Provided entries:

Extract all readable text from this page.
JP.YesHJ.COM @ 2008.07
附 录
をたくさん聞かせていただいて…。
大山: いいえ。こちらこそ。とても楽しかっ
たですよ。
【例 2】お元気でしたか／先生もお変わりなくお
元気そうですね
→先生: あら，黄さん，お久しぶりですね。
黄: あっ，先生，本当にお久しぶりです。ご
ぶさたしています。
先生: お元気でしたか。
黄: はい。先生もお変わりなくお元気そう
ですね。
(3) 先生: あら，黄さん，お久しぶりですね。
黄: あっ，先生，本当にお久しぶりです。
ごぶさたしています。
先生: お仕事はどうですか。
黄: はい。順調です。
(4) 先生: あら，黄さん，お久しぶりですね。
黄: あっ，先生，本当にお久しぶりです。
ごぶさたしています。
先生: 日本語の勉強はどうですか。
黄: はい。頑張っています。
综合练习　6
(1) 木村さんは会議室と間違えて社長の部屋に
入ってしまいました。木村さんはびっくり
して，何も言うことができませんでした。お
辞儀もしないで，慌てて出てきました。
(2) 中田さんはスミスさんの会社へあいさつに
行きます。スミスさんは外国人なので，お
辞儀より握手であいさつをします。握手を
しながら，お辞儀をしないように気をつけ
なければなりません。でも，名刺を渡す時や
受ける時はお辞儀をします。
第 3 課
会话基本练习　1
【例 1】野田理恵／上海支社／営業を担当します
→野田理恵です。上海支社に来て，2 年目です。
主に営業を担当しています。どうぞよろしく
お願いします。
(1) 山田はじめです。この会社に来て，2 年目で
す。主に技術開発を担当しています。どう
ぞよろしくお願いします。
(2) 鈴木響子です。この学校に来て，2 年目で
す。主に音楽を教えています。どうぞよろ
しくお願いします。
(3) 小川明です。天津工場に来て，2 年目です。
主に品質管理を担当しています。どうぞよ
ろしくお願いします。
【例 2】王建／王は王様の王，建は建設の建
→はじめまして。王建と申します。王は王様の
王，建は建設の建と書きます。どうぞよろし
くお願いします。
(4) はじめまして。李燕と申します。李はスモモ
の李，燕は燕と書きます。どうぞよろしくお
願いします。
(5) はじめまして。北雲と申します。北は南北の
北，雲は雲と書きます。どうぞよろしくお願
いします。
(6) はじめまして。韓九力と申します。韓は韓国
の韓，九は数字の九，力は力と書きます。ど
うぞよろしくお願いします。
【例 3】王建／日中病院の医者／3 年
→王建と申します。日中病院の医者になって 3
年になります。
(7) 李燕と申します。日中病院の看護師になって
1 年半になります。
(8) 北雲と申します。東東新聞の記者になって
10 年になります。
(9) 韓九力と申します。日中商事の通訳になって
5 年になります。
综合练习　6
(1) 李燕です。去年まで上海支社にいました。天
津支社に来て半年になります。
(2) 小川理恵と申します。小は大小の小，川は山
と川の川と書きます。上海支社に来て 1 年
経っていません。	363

Do this: Send back all of the entries exactly, with nothing missing.

Result of this task:
Extract all readable text from this page.
JP.YesHJ.COM @ 2008.07
附 录
をたくさん聞かせていただいて…。
大山: いいえ。こちらこそ。とても楽しかっ
たですよ。
【例 2】お元気でしたか／先生もお変わりなくお
元気そうですね
→先生: あら，黄さん，お久しぶりですね。
黄: あっ，先生，本当にお久しぶりです。ご
ぶさたしています。
先生: お元気でしたか。
黄: はい。先生もお変わりなくお元気そう
ですね。
(3) 先生: あら，黄さん，お久しぶりですね。
黄: あっ，先生，本当にお久しぶりです。
ごぶさたしています。
先生: お仕事はどうですか。
黄: はい。順調です。
(4) 先生: あら，黄さん，お久しぶりですね。
黄: あっ，先生，本当にお久しぶりです。
ごぶさたしています。
先生: 日本語の勉強はどうですか。
黄: はい。頑張っています。
综合练习　6
(1) 木村さんは会議室と間違えて社長の部屋に
入ってしまいました。木村さんはびっくり
して，何も言うことができませんでした。お
辞儀もしないで，慌てて出てきました。
(2) 中田さんはスミスさんの会社へあいさつに
行きます。スミスさんは外国人なので，お
辞儀より握手であいさつをします。握手を
しながら，お辞儀をしないように気をつけ
なければなりません。でも，名刺を渡す時や
受ける時はお辞儀をします。
第 3 課
会话基本练习　1
【例 1】野田理恵／上海支社／営業を担当します
→野田理恵です。上海支社に来て，2 年目です。
主に営業を担当しています。どうぞよろしく
お願いします。
(1) 山田はじめです。この会社に来て，2 年目で
す。主に技術開発を担当しています。どう
ぞよろしくお願いします。
(2) 鈴木響子です。この学校に来て，2 年目で
す。主に音楽を教えています。どうぞよろ
しくお願いします。
(3) 小川明です。天津工場に来て，2 年目です。
主に品質管理を担当しています。どうぞよ
ろしくお願いします。
【例 2】王建／王は王様の王，建は建設の建
→はじめまして。王建と申します。王は王様の
王，建は建設の建と書きます。どうぞよろし
くお願いします。
(4) はじめまして。李燕と申します。李はスモモ
の李，燕は燕と書きます。どうぞよろしくお
願いします。
(5) はじめまして。北雲と申します。北は南北の
北，雲は雲と書きます。どうぞよろしくお願
いします。
(6) はじめまして。韓九力と申します。韓は韓国
の韓，九は数字の九，力は力と書きます。ど
うぞよろしくお願いします。
【例 3】王建／日中病院の医者／3 年
→王建と申します。日中病院の医者になって 3
年になります。
(7) 李燕と申します。日中病院の看護師になって
1 年半になります。
(8) 北雲と申します。東東新聞の記者になって
10 年になります。
(9) 韓九力と申します。日中商事の通訳になって
5 年になります。
综合练习　6
(1) 李燕です。去年まで上海支社にいました。天
津支社に来て半年になります。
(2) 小川理恵と申します。小は大小の小，川は山
と川の川と書きます。上海支社に来て 1 年
経っていません。	363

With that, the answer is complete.